━━ Given text ━━

Transforming Zimbabwe’s agrarian economy: why smallholder farming is important

In a recent article in the Cape Times , prompted by Max du Preez’s review of Joe Hanlon and colleague’s book, Tony Hawkins (professor of economics at UZ) and Sholto Cross (research fellow at UEA) make the case that Zimbabwe’s land reform has been a disaster, and that a smallholder, ‘peasant’ farming is not a route to economic growth.

Beyond the wholly inappropriate ad hominem attack on Hanlon (respectable newspapers should not publish such insults I believe – although they have printed a response), what is their actual argument? The views of a neoliberal economist and a one-time communist should be interesting I thought.

The full-page article starts with a slightly bizarre critique of what has become to be known as ‘peasant studies’, a strand of academic work that has built over the years (it’s the 40th anniversary of the Journal of Peasant Studies this year – and you can read 40 of the ‘classics’ in a free virtual issue – just sign in, it’s quick and easy!) that examines the dynamics of change in agrarian societies. They pinpoint the work of Frank Ellis at UEA and those at Sussex, including myself – but probably more appropriately Michael Lipton – who have advocated a smallholder path to economic development.

But it is a very odd caricature of these positions. There are very few who argue for a permanent condition of subsistence peasantry, somehow preserved in aspic. The point is that as a labour intensive, efficient form of production, small-scale agriculture, given the right support, can be an important driver of economic growth and poverty reduction (inclusive, pro-poor growth to use the current jargon). Diversification out of agriculture is an important dynamic too, as Frank Ellis’ work has shown from across Africa. As Michael Lipton argues in his magisterial book (now thankfully available in paperback), based on a mass evidence and experience, land reform can be an important spur to such a transformation. This is the foundation for the so-called East Asian economic miracles – in Korea, Taiwan, Japan and elsewhere.

━━━

▶ [Short problem 1] Return the passage of the Zimbabwe smallholder farming article from "But it is a" up to and including "Japan and elsewhere.", word for word.

━━ Stored rows ━━

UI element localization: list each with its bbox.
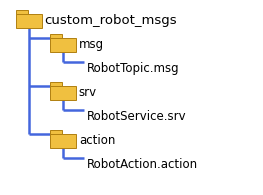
- Bar: [50, 82, 62, 86]
- Bar: [50, 130, 62, 134]
- Text: custom_robot_msgs: custom_robot_msgs: [45, 14, 177, 27]
- Text: srv: srv: [79, 86, 97, 99]
- Bar: [50, 134, 76, 148]
- Text: RobotTopic.msg: RobotTopic.msg: [87, 62, 179, 75]
- Bar: [50, 86, 76, 100]
- Text: RobotService.srv: RobotService.srv: [87, 110, 186, 123]
- Bar: [50, 38, 76, 52]
- Bar: [16, 14, 42, 28]
- Bar: [16, 10, 28, 14]
- Text: msg: msg: [79, 38, 104, 51]
- Text: action: action: [79, 134, 115, 147]
- Bar: [50, 34, 62, 38]
- Text: RobotAction.action: RobotAction.action: [87, 158, 198, 171]
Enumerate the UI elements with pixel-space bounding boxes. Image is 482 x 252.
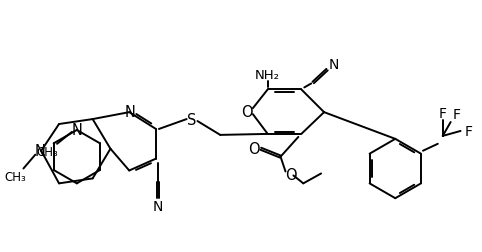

━━━

▶ [Short problem 2] Rescale the listing above by repeating every line of it, requests included, with each bounding-box coordinate in the answers multiplied by 1.75 and rounded to a whole number, halves rounding up. Leave the pictures out of your reply.

▶ [Task solution 1]
But it is a very odd caricature of these positions. There are very few who argue for a permanent condition of subsistence peasantry, somehow preserved in aspic. The point is that as a labour intensive, efficient form of production, small-scale agriculture, given the right support, can be an important driver of economic growth and poverty reduction (inclusive, pro-poor growth to use the current jargon). Diversification out of agriculture is an important dynamic too, as Frank Ellis’ work has shown from across Africa. As Michael Lipton argues in his magisterial book (now thankfully available in paperback), based on a mass evidence and experience, land reform can be an important spur to such a transformation. This is the foundation for the so-called East Asian economic miracles – in Korea, Taiwan, Japan and elsewhere.

▶ [Task solution 2]
UI element localization: list each with its bbox.
- Bar: [88, 144, 109, 151]
- Bar: [88, 228, 109, 235]
- Text: custom_robot_msgs: custom_robot_msgs: [79, 25, 310, 47]
- Text: srv: srv: [138, 151, 170, 173]
- Bar: [88, 235, 133, 259]
- Text: RobotTopic.msg: RobotTopic.msg: [152, 109, 313, 131]
- Bar: [88, 151, 133, 175]
- Text: RobotService.srv: RobotService.srv: [152, 193, 326, 215]
- Bar: [88, 67, 133, 91]
- Bar: [28, 25, 74, 49]
- Bar: [28, 18, 49, 25]
- Text: msg: msg: [138, 67, 182, 89]
- Text: action: action: [138, 235, 201, 257]
- Bar: [88, 60, 109, 67]
- Text: RobotAction.action: RobotAction.action: [152, 277, 347, 299]
Enumerate the UI elements with pixel-space bounding boxes. Image is 482 x 252.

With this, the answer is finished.